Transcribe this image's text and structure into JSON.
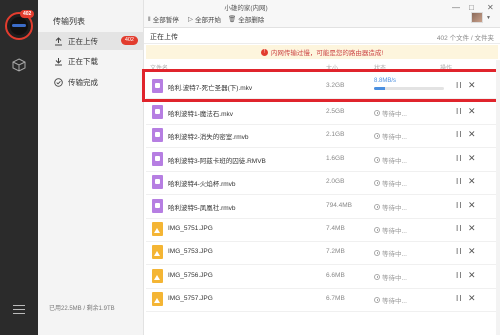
{
  "rail": {
    "avatar_badge": "402",
    "icons": [
      "cube-icon",
      "menu-icon"
    ]
  },
  "sidebar": {
    "title": "传输列表",
    "items": [
      {
        "label": "正在上传",
        "badge": "402",
        "icon": "upload-icon",
        "active": true
      },
      {
        "label": "正在下载",
        "icon": "download-icon",
        "active": false
      },
      {
        "label": "传输完成",
        "icon": "check-circle-icon",
        "active": false
      }
    ],
    "footer": "已用22.5MB / 剩余1.9TB"
  },
  "topbar": {
    "window_title": "小雄的家(内网)",
    "pause_all": "全部暂停",
    "start_all": "全部开始",
    "delete_all": "全部删除",
    "controls": [
      "—",
      "□",
      "✕"
    ]
  },
  "section": {
    "title": "正在上传",
    "count": "402 个文件 / 文件夹"
  },
  "banner": {
    "text": "内网传输过慢，可能是您的路由器造成!"
  },
  "columns": {
    "name": "文件名",
    "size": "大小",
    "status": "状态",
    "actions": "操作"
  },
  "active_row": {
    "name": "哈利.波特7-死亡圣器(下).mkv",
    "size": "3.2GB",
    "speed": "8.8MB/s",
    "progress": 0.15,
    "type": "video"
  },
  "rows": [
    {
      "name": "哈利波特1-魔法石.mkv",
      "size": "2.5GB",
      "status": "等待中...",
      "type": "video"
    },
    {
      "name": "哈利波特2-消失的密室.rmvb",
      "size": "2.1GB",
      "status": "等待中...",
      "type": "video"
    },
    {
      "name": "哈利波特3-阿兹卡班的囚徒.RMVB",
      "size": "1.6GB",
      "status": "等待中...",
      "type": "video"
    },
    {
      "name": "哈利波特4-火焰杯.rmvb",
      "size": "2.0GB",
      "status": "等待中...",
      "type": "video"
    },
    {
      "name": "哈利波特5-凤凰社.rmvb",
      "size": "794.4MB",
      "status": "等待中...",
      "type": "video"
    },
    {
      "name": "IMG_5751.JPG",
      "size": "7.4MB",
      "status": "等待中...",
      "type": "image"
    },
    {
      "name": "IMG_5753.JPG",
      "size": "7.2MB",
      "status": "等待中...",
      "type": "image"
    },
    {
      "name": "IMG_5756.JPG",
      "size": "6.6MB",
      "status": "等待中...",
      "type": "image"
    },
    {
      "name": "IMG_5757.JPG",
      "size": "6.7MB",
      "status": "等待中...",
      "type": "image"
    }
  ],
  "colors": {
    "rail_bg": "#2b2b2b",
    "accent_red": "#e23c2e",
    "progress_blue": "#4a8fe0",
    "video_icon": "#b67ee2",
    "image_icon": "#f4b534",
    "banner_bg": "#fdf5dd"
  }
}
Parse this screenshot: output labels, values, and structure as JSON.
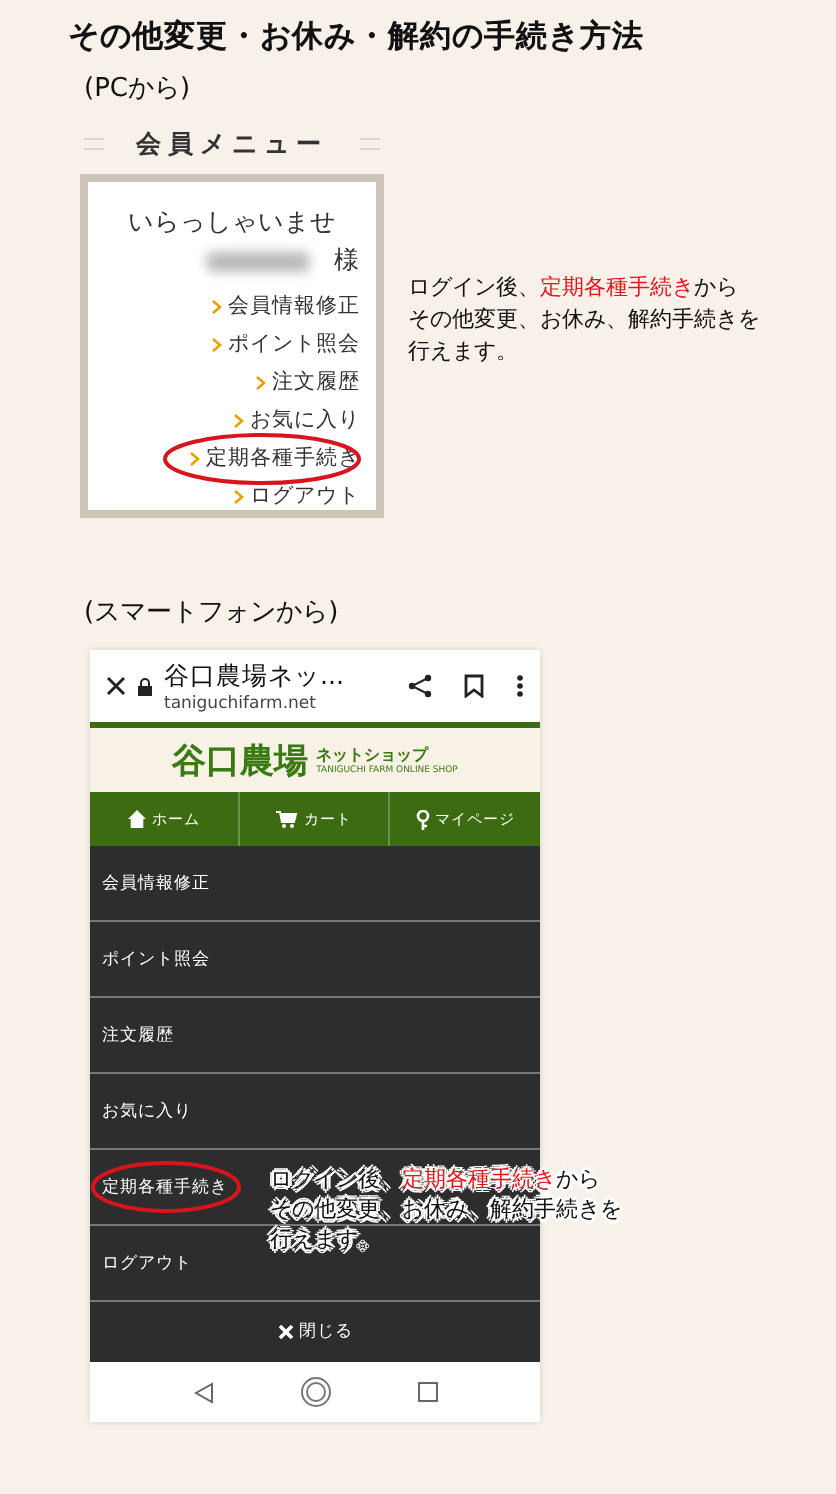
{
  "title": "その他変更・お休み・解約の手続き方法",
  "pc": {
    "heading": "(PCから)",
    "menu_title": "会員メニュー",
    "welcome": "いらっしゃいませ",
    "honorific": "様",
    "items": [
      {
        "label": "会員情報修正",
        "circled": false
      },
      {
        "label": "ポイント照会",
        "circled": false
      },
      {
        "label": "注文履歴",
        "circled": false
      },
      {
        "label": "お気に入り",
        "circled": false
      },
      {
        "label": "定期各種手続き",
        "circled": true
      },
      {
        "label": "ログアウト",
        "circled": false
      }
    ],
    "note": [
      [
        {
          "text": "ログイン後、",
          "highlight": false
        },
        {
          "text": "定期各種手続き",
          "highlight": true
        },
        {
          "text": "から",
          "highlight": false
        }
      ],
      [
        {
          "text": "その他変更、お休み、解約手続きを",
          "highlight": false
        }
      ],
      [
        {
          "text": "行えます。",
          "highlight": false
        }
      ]
    ]
  },
  "sp": {
    "heading": "(スマートフォンから)",
    "browser": {
      "title": "谷口農場ネッ...",
      "url": "taniguchifarm.net"
    },
    "logo": {
      "main": "谷口農場",
      "sub": "ネットショップ",
      "en": "TANIGUCHI FARM ONLINE SHOP"
    },
    "nav": [
      {
        "kind": "home",
        "label": "ホーム"
      },
      {
        "kind": "cart",
        "label": "カート"
      },
      {
        "kind": "mypage",
        "label": "マイページ"
      }
    ],
    "items": [
      {
        "label": "会員情報修正",
        "circled": false
      },
      {
        "label": "ポイント照会",
        "circled": false
      },
      {
        "label": "注文履歴",
        "circled": false
      },
      {
        "label": "お気に入り",
        "circled": false
      },
      {
        "label": "定期各種手続き",
        "circled": true
      },
      {
        "label": "ログアウト",
        "circled": false
      }
    ],
    "close": "閉じる",
    "note": [
      [
        {
          "text": "ログイン後、",
          "highlight": false
        },
        {
          "text": "定期各種手続き",
          "highlight": true
        },
        {
          "text": "から",
          "highlight": false
        }
      ],
      [
        {
          "text": "その他変更、お休み、解約手続きを",
          "highlight": false
        }
      ],
      [
        {
          "text": "行えます。",
          "highlight": false
        }
      ]
    ]
  }
}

++++++++

▶ **PROBLEM TO WORK ON**
All of the data above should be transcribed verbatim, with pictures omitted.

▶ **ANSWER TO THE PROBLEM**
Transcribe this image's text and structure into JSON.
{
  "rail": {
    "avatar_badge": "402",
    "icons": [
      "cube-icon",
      "menu-icon"
    ]
  },
  "sidebar": {
    "title": "传输列表",
    "items": [
      {
        "label": "正在上传",
        "badge": "402",
        "icon": "upload-icon",
        "active": true
      },
      {
        "label": "正在下载",
        "icon": "download-icon",
        "active": false
      },
      {
        "label": "传输完成",
        "icon": "check-circle-icon",
        "active": false
      }
    ],
    "footer": "已用22.5MB / 剩余1.9TB"
  },
  "topbar": {
    "window_title": "小雄的家(内网)",
    "pause_all": "全部暂停",
    "start_all": "全部开始",
    "delete_all": "全部删除",
    "controls": [
      "—",
      "□",
      "✕"
    ]
  },
  "section": {
    "title": "正在上传",
    "count": "402 个文件 / 文件夹"
  },
  "banner": {
    "text": "内网传输过慢，可能是您的路由器造成!"
  },
  "columns": {
    "name": "文件名",
    "size": "大小",
    "status": "状态",
    "actions": "操作"
  },
  "active_row": {
    "name": "哈利.波特7-死亡圣器(下).mkv",
    "size": "3.2GB",
    "speed": "8.8MB/s",
    "progress": 0.15,
    "type": "video"
  },
  "rows": [
    {
      "name": "哈利波特1-魔法石.mkv",
      "size": "2.5GB",
      "status": "等待中...",
      "type": "video"
    },
    {
      "name": "哈利波特2-消失的密室.rmvb",
      "size": "2.1GB",
      "status": "等待中...",
      "type": "video"
    },
    {
      "name": "哈利波特3-阿兹卡班的囚徒.RMVB",
      "size": "1.6GB",
      "status": "等待中...",
      "type": "video"
    },
    {
      "name": "哈利波特4-火焰杯.rmvb",
      "size": "2.0GB",
      "status": "等待中...",
      "type": "video"
    },
    {
      "name": "哈利波特5-凤凰社.rmvb",
      "size": "794.4MB",
      "status": "等待中...",
      "type": "video"
    },
    {
      "name": "IMG_5751.JPG",
      "size": "7.4MB",
      "status": "等待中...",
      "type": "image"
    },
    {
      "name": "IMG_5753.JPG",
      "size": "7.2MB",
      "status": "等待中...",
      "type": "image"
    },
    {
      "name": "IMG_5756.JPG",
      "size": "6.6MB",
      "status": "等待中...",
      "type": "image"
    },
    {
      "name": "IMG_5757.JPG",
      "size": "6.7MB",
      "status": "等待中...",
      "type": "image"
    }
  ],
  "colors": {
    "rail_bg": "#2b2b2b",
    "accent_red": "#e23c2e",
    "progress_blue": "#4a8fe0",
    "video_icon": "#b67ee2",
    "image_icon": "#f4b534",
    "banner_bg": "#fdf5dd"
  }
}
Parse this screenshot: output labels, values, and structure as JSON.
{
  "title": "その他変更・お休み・解約の手続き方法",
  "pc": {
    "heading": "(PCから)",
    "menu_title": "会員メニュー",
    "welcome": "いらっしゃいませ",
    "honorific": "様",
    "items": [
      {
        "label": "会員情報修正",
        "circled": false
      },
      {
        "label": "ポイント照会",
        "circled": false
      },
      {
        "label": "注文履歴",
        "circled": false
      },
      {
        "label": "お気に入り",
        "circled": false
      },
      {
        "label": "定期各種手続き",
        "circled": true
      },
      {
        "label": "ログアウト",
        "circled": false
      }
    ],
    "note": [
      [
        {
          "text": "ログイン後、",
          "highlight": false
        },
        {
          "text": "定期各種手続き",
          "highlight": true
        },
        {
          "text": "から",
          "highlight": false
        }
      ],
      [
        {
          "text": "その他変更、お休み、解約手続きを",
          "highlight": false
        }
      ],
      [
        {
          "text": "行えます。",
          "highlight": false
        }
      ]
    ]
  },
  "sp": {
    "heading": "(スマートフォンから)",
    "browser": {
      "title": "谷口農場ネッ...",
      "url": "taniguchifarm.net"
    },
    "logo": {
      "main": "谷口農場",
      "sub": "ネットショップ",
      "en": "TANIGUCHI FARM ONLINE SHOP"
    },
    "nav": [
      {
        "kind": "home",
        "label": "ホーム"
      },
      {
        "kind": "cart",
        "label": "カート"
      },
      {
        "kind": "mypage",
        "label": "マイページ"
      }
    ],
    "items": [
      {
        "label": "会員情報修正",
        "circled": false
      },
      {
        "label": "ポイント照会",
        "circled": false
      },
      {
        "label": "注文履歴",
        "circled": false
      },
      {
        "label": "お気に入り",
        "circled": false
      },
      {
        "label": "定期各種手続き",
        "circled": true
      },
      {
        "label": "ログアウト",
        "circled": false
      }
    ],
    "close": "閉じる",
    "note": [
      [
        {
          "text": "ログイン後、",
          "highlight": false
        },
        {
          "text": "定期各種手続き",
          "highlight": true
        },
        {
          "text": "から",
          "highlight": false
        }
      ],
      [
        {
          "text": "その他変更、お休み、解約手続きを",
          "highlight": false
        }
      ],
      [
        {
          "text": "行えます。",
          "highlight": false
        }
      ]
    ]
  }
}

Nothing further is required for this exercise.